- _WHAT IS BEING ASKED_
Below are records; state how many of their lines hold the word "ГЛАСУВАЩИТЕ", and give only the figure.

- _LISTING_
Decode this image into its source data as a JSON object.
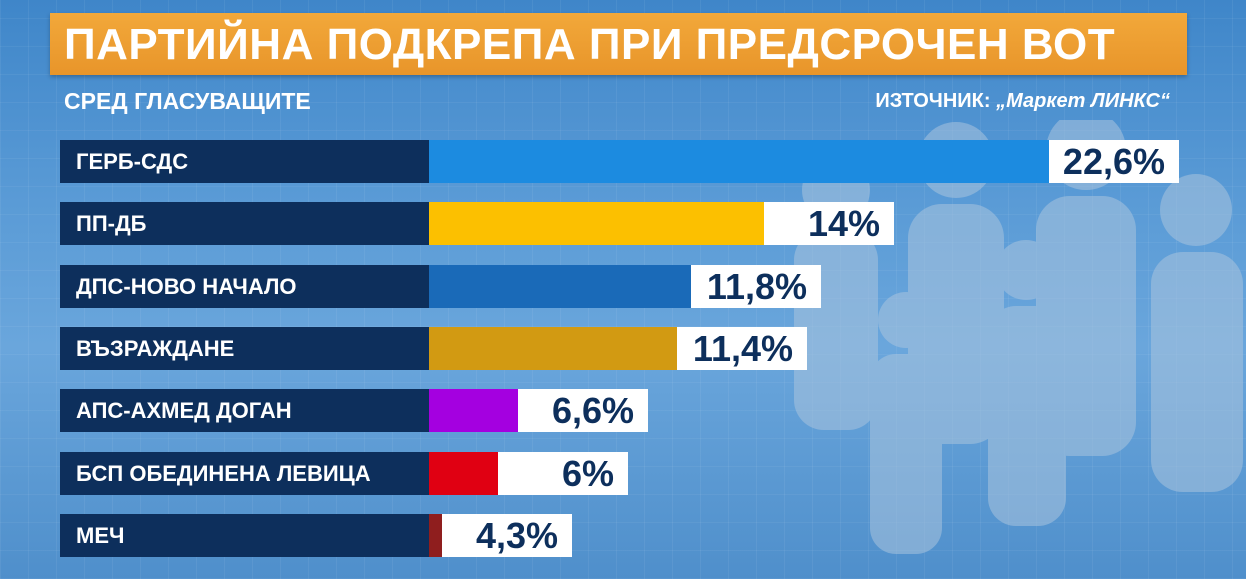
{
  "title": "ПАРТИЙНА ПОДКРЕПА ПРИ ПРЕДСРОЧЕН ВОТ",
  "subtitle": "СРЕД ГЛАСУВАЩИТЕ",
  "source": {
    "prefix": "ИЗТОЧНИК: ",
    "name": "„Маркет ЛИНКС“"
  },
  "chart_data": {
    "type": "bar",
    "orientation": "horizontal",
    "categories": [
      "ГЕРБ-СДС",
      "ПП-ДБ",
      "ДПС-НОВО НАЧАЛО",
      "ВЪЗРАЖДАНЕ",
      "АПС-АХМЕД ДОГАН",
      "БСП ОБЕДИНЕНА ЛЕВИЦА",
      "МЕЧ"
    ],
    "values": [
      22.6,
      14,
      11.8,
      11.4,
      6.6,
      6,
      4.3
    ],
    "value_labels": [
      "22,6%",
      "14%",
      "11,8%",
      "11,4%",
      "6,6%",
      "6%",
      "4,3%"
    ],
    "colors": [
      "#1c8be0",
      "#fcc000",
      "#1a6ab8",
      "#d29a12",
      "#a400e0",
      "#e00012",
      "#8f1e1e"
    ],
    "title": "ПАРТИЙНА ПОДКРЕПА ПРИ ПРЕДСРОЧЕН ВОТ",
    "subtitle": "СРЕД ГЛАСУВАЩИТЕ",
    "xlim": [
      0,
      22.6
    ],
    "grid": false,
    "legend": "none"
  }
}
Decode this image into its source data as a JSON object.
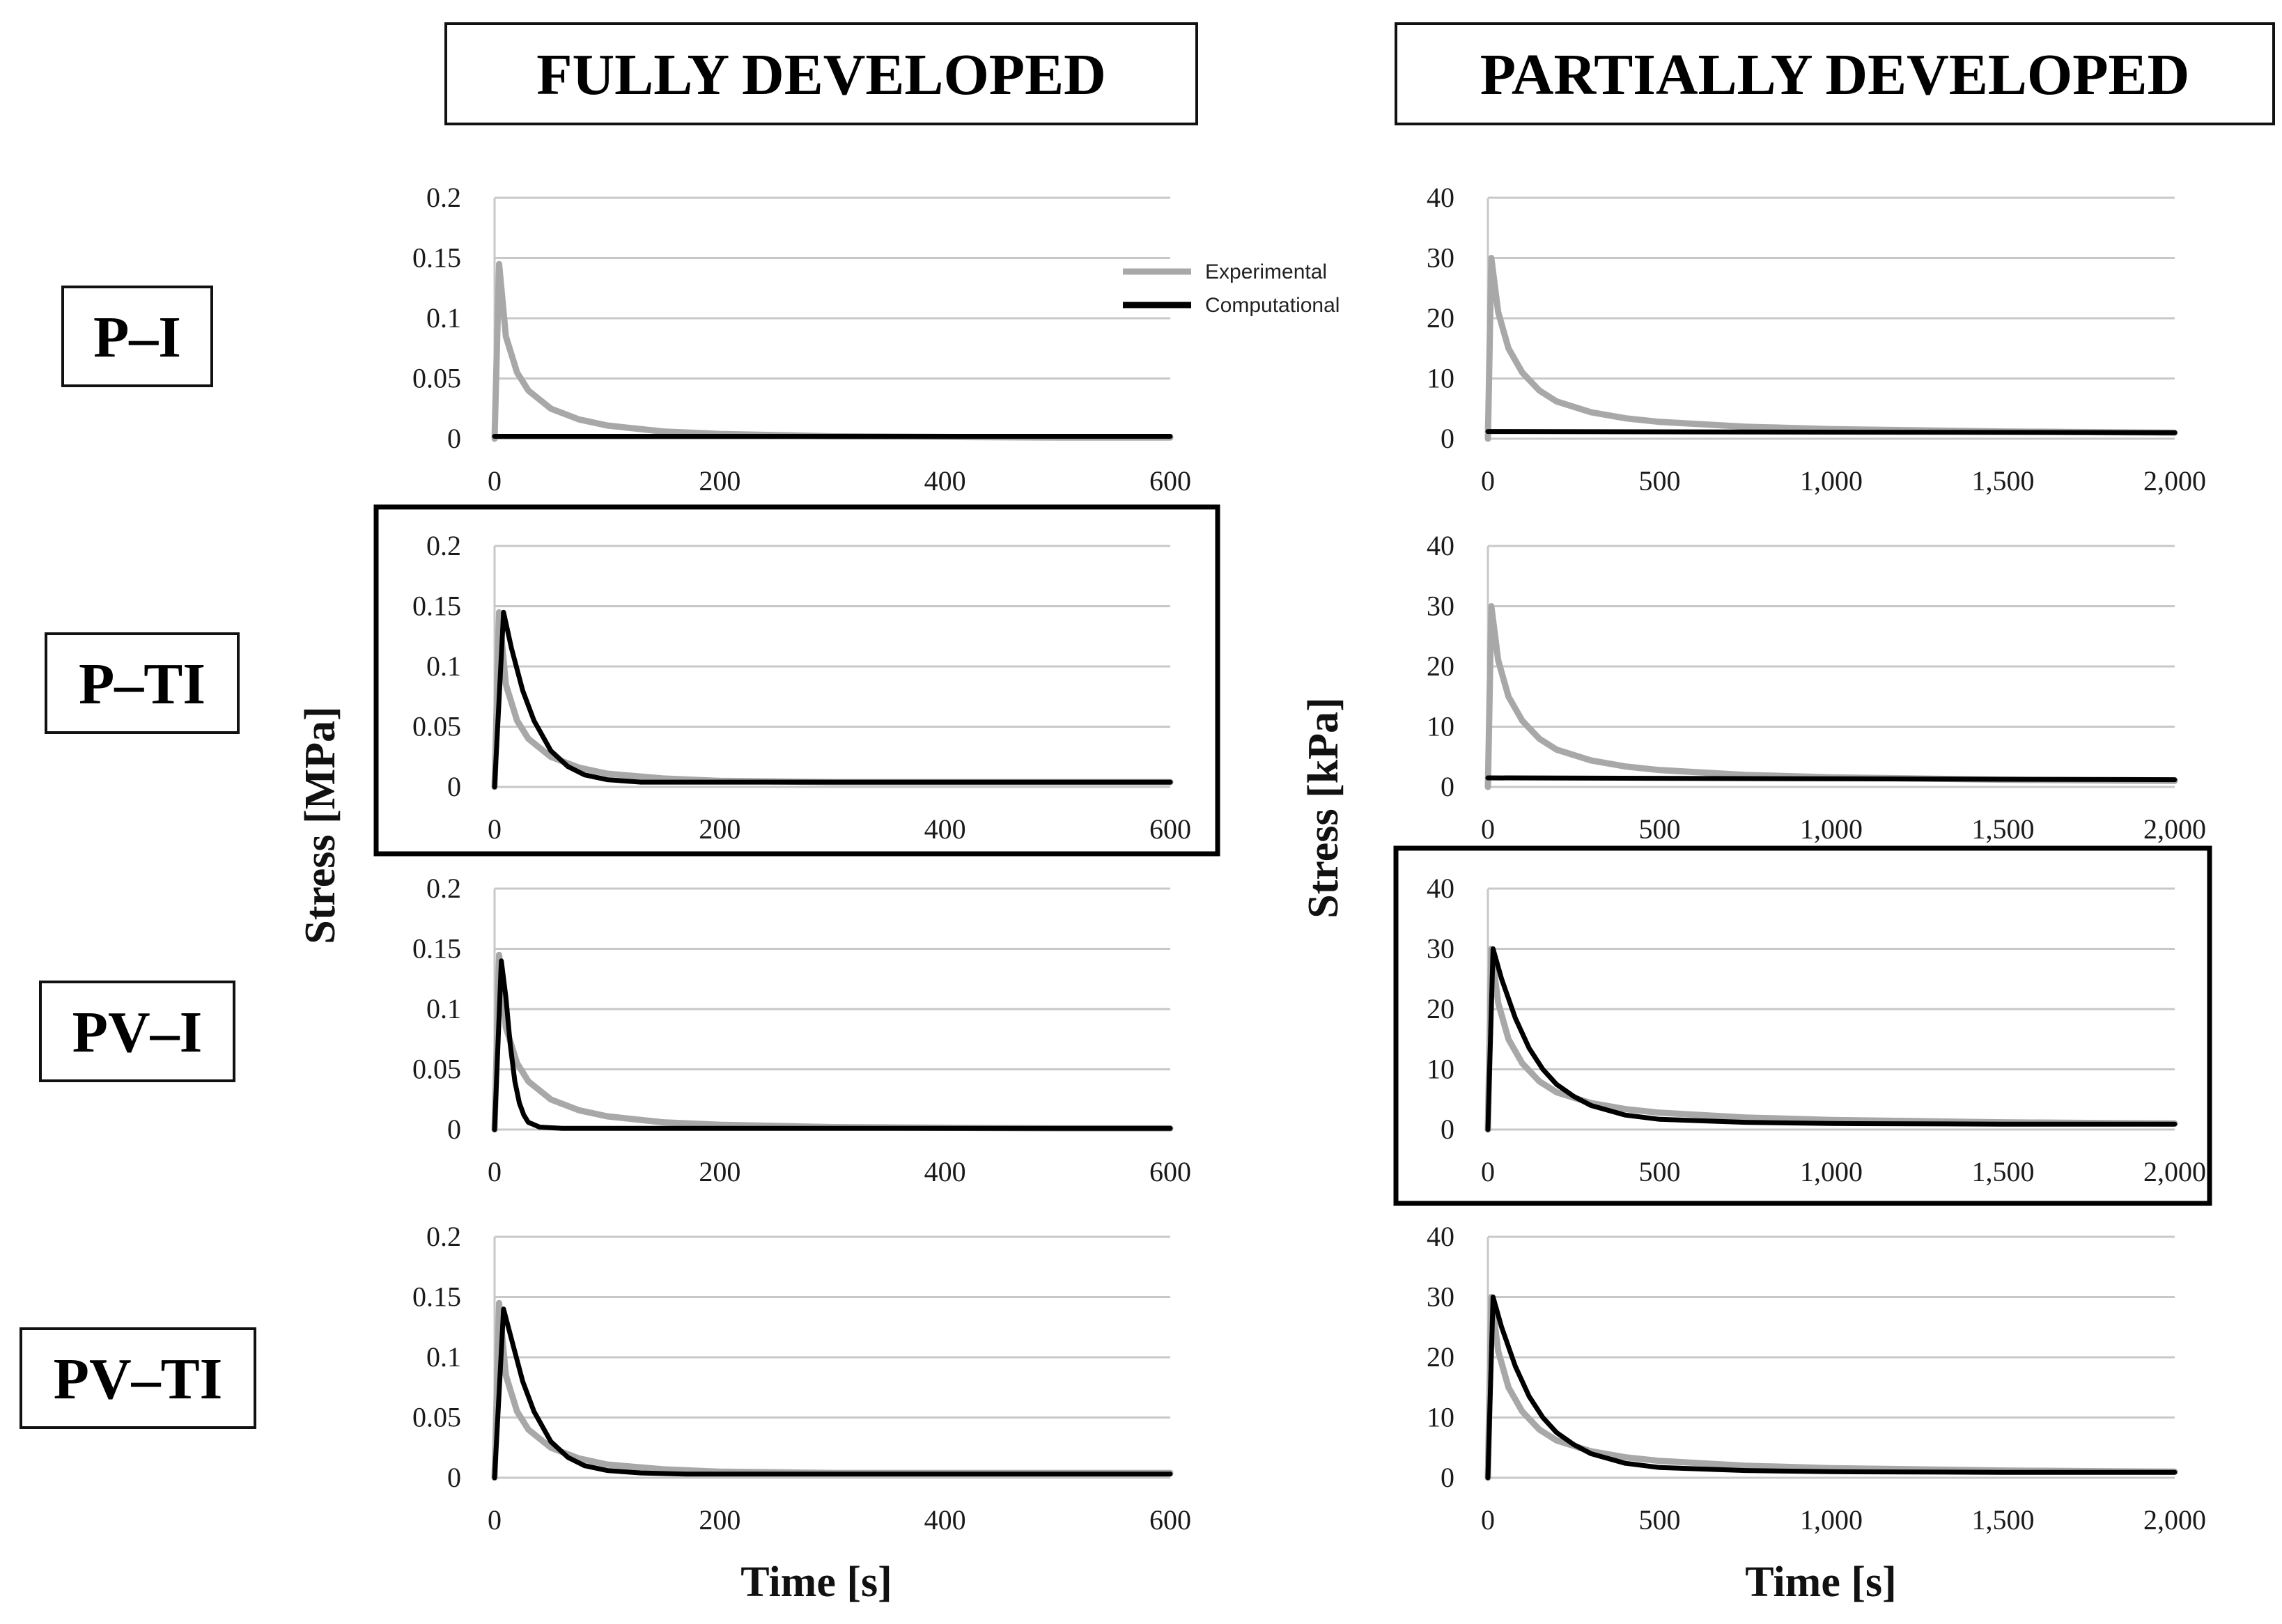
{
  "column_headers": [
    "FULLY DEVELOPED",
    "PARTIALLY DEVELOPED"
  ],
  "row_labels": [
    "P–I",
    "P–TI",
    "PV–I",
    "PV–TI"
  ],
  "axis_labels": {
    "y_left": "Stress [MPa]",
    "y_right": "Stress [kPa]",
    "x_left": "Time [s]",
    "x_right": "Time [s]"
  },
  "legend": {
    "experimental": "Experimental",
    "computational": "Computational"
  },
  "colors": {
    "experimental": "#a8a8a8",
    "computational": "#000000",
    "grid": "#c8c8c8"
  },
  "chart_data": [
    {
      "type": "line",
      "panel": "P-I fully developed",
      "xlabel": "Time [s]",
      "ylabel": "Stress [MPa]",
      "xlim": [
        0,
        600
      ],
      "ylim": [
        0,
        0.2
      ],
      "xticks": [
        0,
        200,
        400,
        600
      ],
      "xtick_labels": [
        "0",
        "200",
        "400",
        "600"
      ],
      "yticks": [
        0,
        0.05,
        0.1,
        0.15,
        0.2
      ],
      "ytick_labels": [
        "0",
        "0.05",
        "0.1",
        "0.15",
        "0.2"
      ],
      "highlighted": false,
      "show_legend": true,
      "series": [
        {
          "name": "Experimental",
          "x": [
            0,
            4,
            10,
            20,
            30,
            50,
            75,
            100,
            150,
            200,
            300,
            400,
            500,
            600
          ],
          "y": [
            0,
            0.145,
            0.085,
            0.055,
            0.04,
            0.025,
            0.016,
            0.011,
            0.006,
            0.004,
            0.002,
            0.0015,
            0.001,
            0.001
          ]
        },
        {
          "name": "Computational",
          "x": [
            0,
            600
          ],
          "y": [
            0.002,
            0.002
          ]
        }
      ]
    },
    {
      "type": "line",
      "panel": "P-I partially developed",
      "xlabel": "Time [s]",
      "ylabel": "Stress [kPa]",
      "xlim": [
        0,
        2000
      ],
      "ylim": [
        0,
        40
      ],
      "xticks": [
        0,
        500,
        1000,
        1500,
        2000
      ],
      "xtick_labels": [
        "0",
        "500",
        "1,000",
        "1,500",
        "2,000"
      ],
      "yticks": [
        0,
        10,
        20,
        30,
        40
      ],
      "ytick_labels": [
        "0",
        "10",
        "20",
        "30",
        "40"
      ],
      "highlighted": false,
      "show_legend": false,
      "series": [
        {
          "name": "Experimental",
          "x": [
            0,
            10,
            30,
            60,
            100,
            150,
            200,
            300,
            400,
            500,
            750,
            1000,
            1250,
            1500,
            1750,
            2000
          ],
          "y": [
            0,
            30,
            21,
            15,
            11,
            8,
            6.2,
            4.4,
            3.4,
            2.8,
            2.0,
            1.6,
            1.4,
            1.2,
            1.1,
            1.0
          ]
        },
        {
          "name": "Computational",
          "x": [
            0,
            2000
          ],
          "y": [
            1.2,
            1.0
          ]
        }
      ]
    },
    {
      "type": "line",
      "panel": "P-TI fully developed",
      "xlabel": "Time [s]",
      "ylabel": "Stress [MPa]",
      "xlim": [
        0,
        600
      ],
      "ylim": [
        0,
        0.2
      ],
      "xticks": [
        0,
        200,
        400,
        600
      ],
      "xtick_labels": [
        "0",
        "200",
        "400",
        "600"
      ],
      "yticks": [
        0,
        0.05,
        0.1,
        0.15,
        0.2
      ],
      "ytick_labels": [
        "0",
        "0.05",
        "0.1",
        "0.15",
        "0.2"
      ],
      "highlighted": true,
      "show_legend": false,
      "series": [
        {
          "name": "Experimental",
          "x": [
            0,
            4,
            10,
            20,
            30,
            50,
            75,
            100,
            150,
            200,
            300,
            400,
            500,
            600
          ],
          "y": [
            0,
            0.145,
            0.085,
            0.055,
            0.04,
            0.025,
            0.016,
            0.011,
            0.007,
            0.005,
            0.004,
            0.004,
            0.004,
            0.004
          ]
        },
        {
          "name": "Computational",
          "x": [
            0,
            8,
            15,
            25,
            35,
            50,
            65,
            80,
            100,
            130,
            170,
            200,
            300,
            400,
            500,
            600
          ],
          "y": [
            0,
            0.145,
            0.115,
            0.08,
            0.055,
            0.03,
            0.017,
            0.01,
            0.006,
            0.004,
            0.004,
            0.004,
            0.004,
            0.004,
            0.004,
            0.004
          ]
        }
      ]
    },
    {
      "type": "line",
      "panel": "P-TI partially developed",
      "xlabel": "Time [s]",
      "ylabel": "Stress [kPa]",
      "xlim": [
        0,
        2000
      ],
      "ylim": [
        0,
        40
      ],
      "xticks": [
        0,
        500,
        1000,
        1500,
        2000
      ],
      "xtick_labels": [
        "0",
        "500",
        "1,000",
        "1,500",
        "2,000"
      ],
      "yticks": [
        0,
        10,
        20,
        30,
        40
      ],
      "ytick_labels": [
        "0",
        "10",
        "20",
        "30",
        "40"
      ],
      "highlighted": false,
      "show_legend": false,
      "series": [
        {
          "name": "Experimental",
          "x": [
            0,
            10,
            30,
            60,
            100,
            150,
            200,
            300,
            400,
            500,
            750,
            1000,
            1250,
            1500,
            1750,
            2000
          ],
          "y": [
            0,
            30,
            21,
            15,
            11,
            8,
            6.2,
            4.4,
            3.4,
            2.8,
            2.0,
            1.6,
            1.4,
            1.2,
            1.1,
            1.0
          ]
        },
        {
          "name": "Computational",
          "x": [
            0,
            2000
          ],
          "y": [
            1.5,
            1.2
          ]
        }
      ]
    },
    {
      "type": "line",
      "panel": "PV-I fully developed",
      "xlabel": "Time [s]",
      "ylabel": "Stress [MPa]",
      "xlim": [
        0,
        600
      ],
      "ylim": [
        0,
        0.2
      ],
      "xticks": [
        0,
        200,
        400,
        600
      ],
      "xtick_labels": [
        "0",
        "200",
        "400",
        "600"
      ],
      "yticks": [
        0,
        0.05,
        0.1,
        0.15,
        0.2
      ],
      "ytick_labels": [
        "0",
        "0.05",
        "0.1",
        "0.15",
        "0.2"
      ],
      "highlighted": false,
      "show_legend": false,
      "series": [
        {
          "name": "Experimental",
          "x": [
            0,
            4,
            10,
            20,
            30,
            50,
            75,
            100,
            150,
            200,
            300,
            400,
            500,
            600
          ],
          "y": [
            0,
            0.145,
            0.085,
            0.055,
            0.04,
            0.025,
            0.016,
            0.011,
            0.006,
            0.004,
            0.002,
            0.0015,
            0.001,
            0.001
          ]
        },
        {
          "name": "Computational",
          "x": [
            0,
            6,
            10,
            14,
            18,
            22,
            26,
            30,
            40,
            60,
            600
          ],
          "y": [
            0,
            0.14,
            0.11,
            0.07,
            0.04,
            0.022,
            0.012,
            0.006,
            0.002,
            0.001,
            0.001
          ]
        }
      ]
    },
    {
      "type": "line",
      "panel": "PV-I partially developed",
      "xlabel": "Time [s]",
      "ylabel": "Stress [kPa]",
      "xlim": [
        0,
        2000
      ],
      "ylim": [
        0,
        40
      ],
      "xticks": [
        0,
        500,
        1000,
        1500,
        2000
      ],
      "xtick_labels": [
        "0",
        "500",
        "1,000",
        "1,500",
        "2,000"
      ],
      "yticks": [
        0,
        10,
        20,
        30,
        40
      ],
      "ytick_labels": [
        "0",
        "10",
        "20",
        "30",
        "40"
      ],
      "highlighted": true,
      "show_legend": false,
      "series": [
        {
          "name": "Experimental",
          "x": [
            0,
            10,
            30,
            60,
            100,
            150,
            200,
            300,
            400,
            500,
            750,
            1000,
            1250,
            1500,
            1750,
            2000
          ],
          "y": [
            0,
            30,
            21,
            15,
            11,
            8,
            6.2,
            4.4,
            3.4,
            2.8,
            2.0,
            1.6,
            1.4,
            1.2,
            1.1,
            1.0
          ]
        },
        {
          "name": "Computational",
          "x": [
            0,
            15,
            40,
            80,
            120,
            160,
            200,
            250,
            300,
            400,
            500,
            750,
            1000,
            1500,
            2000
          ],
          "y": [
            0,
            30,
            25,
            18.5,
            13.5,
            10,
            7.5,
            5.5,
            4.0,
            2.4,
            1.7,
            1.2,
            1.0,
            0.9,
            0.9
          ]
        }
      ]
    },
    {
      "type": "line",
      "panel": "PV-TI fully developed",
      "xlabel": "Time [s]",
      "ylabel": "Stress [MPa]",
      "xlim": [
        0,
        600
      ],
      "ylim": [
        0,
        0.2
      ],
      "xticks": [
        0,
        200,
        400,
        600
      ],
      "xtick_labels": [
        "0",
        "200",
        "400",
        "600"
      ],
      "yticks": [
        0,
        0.05,
        0.1,
        0.15,
        0.2
      ],
      "ytick_labels": [
        "0",
        "0.05",
        "0.1",
        "0.15",
        "0.2"
      ],
      "highlighted": false,
      "show_legend": false,
      "series": [
        {
          "name": "Experimental",
          "x": [
            0,
            4,
            10,
            20,
            30,
            50,
            75,
            100,
            150,
            200,
            300,
            400,
            500,
            600
          ],
          "y": [
            0,
            0.145,
            0.085,
            0.055,
            0.04,
            0.025,
            0.016,
            0.011,
            0.007,
            0.005,
            0.004,
            0.004,
            0.004,
            0.004
          ]
        },
        {
          "name": "Computational",
          "x": [
            0,
            8,
            15,
            25,
            35,
            50,
            65,
            80,
            100,
            130,
            170,
            200,
            300,
            400,
            500,
            600
          ],
          "y": [
            0,
            0.14,
            0.115,
            0.08,
            0.055,
            0.03,
            0.017,
            0.01,
            0.006,
            0.004,
            0.003,
            0.003,
            0.003,
            0.003,
            0.003,
            0.003
          ]
        }
      ]
    },
    {
      "type": "line",
      "panel": "PV-TI partially developed",
      "xlabel": "Time [s]",
      "ylabel": "Stress [kPa]",
      "xlim": [
        0,
        2000
      ],
      "ylim": [
        0,
        40
      ],
      "xticks": [
        0,
        500,
        1000,
        1500,
        2000
      ],
      "xtick_labels": [
        "0",
        "500",
        "1,000",
        "1,500",
        "2,000"
      ],
      "yticks": [
        0,
        10,
        20,
        30,
        40
      ],
      "ytick_labels": [
        "0",
        "10",
        "20",
        "30",
        "40"
      ],
      "highlighted": false,
      "show_legend": false,
      "series": [
        {
          "name": "Experimental",
          "x": [
            0,
            10,
            30,
            60,
            100,
            150,
            200,
            300,
            400,
            500,
            750,
            1000,
            1250,
            1500,
            1750,
            2000
          ],
          "y": [
            0,
            30,
            21,
            15,
            11,
            8,
            6.2,
            4.4,
            3.4,
            2.8,
            2.0,
            1.6,
            1.4,
            1.2,
            1.1,
            1.0
          ]
        },
        {
          "name": "Computational",
          "x": [
            0,
            15,
            40,
            80,
            120,
            160,
            200,
            250,
            300,
            400,
            500,
            750,
            1000,
            1500,
            2000
          ],
          "y": [
            0,
            30,
            25,
            18.5,
            13.5,
            10,
            7.5,
            5.5,
            4.0,
            2.4,
            1.7,
            1.2,
            1.0,
            0.9,
            0.9
          ]
        }
      ]
    }
  ]
}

- _ANSWER TO THE EXERCISE_
2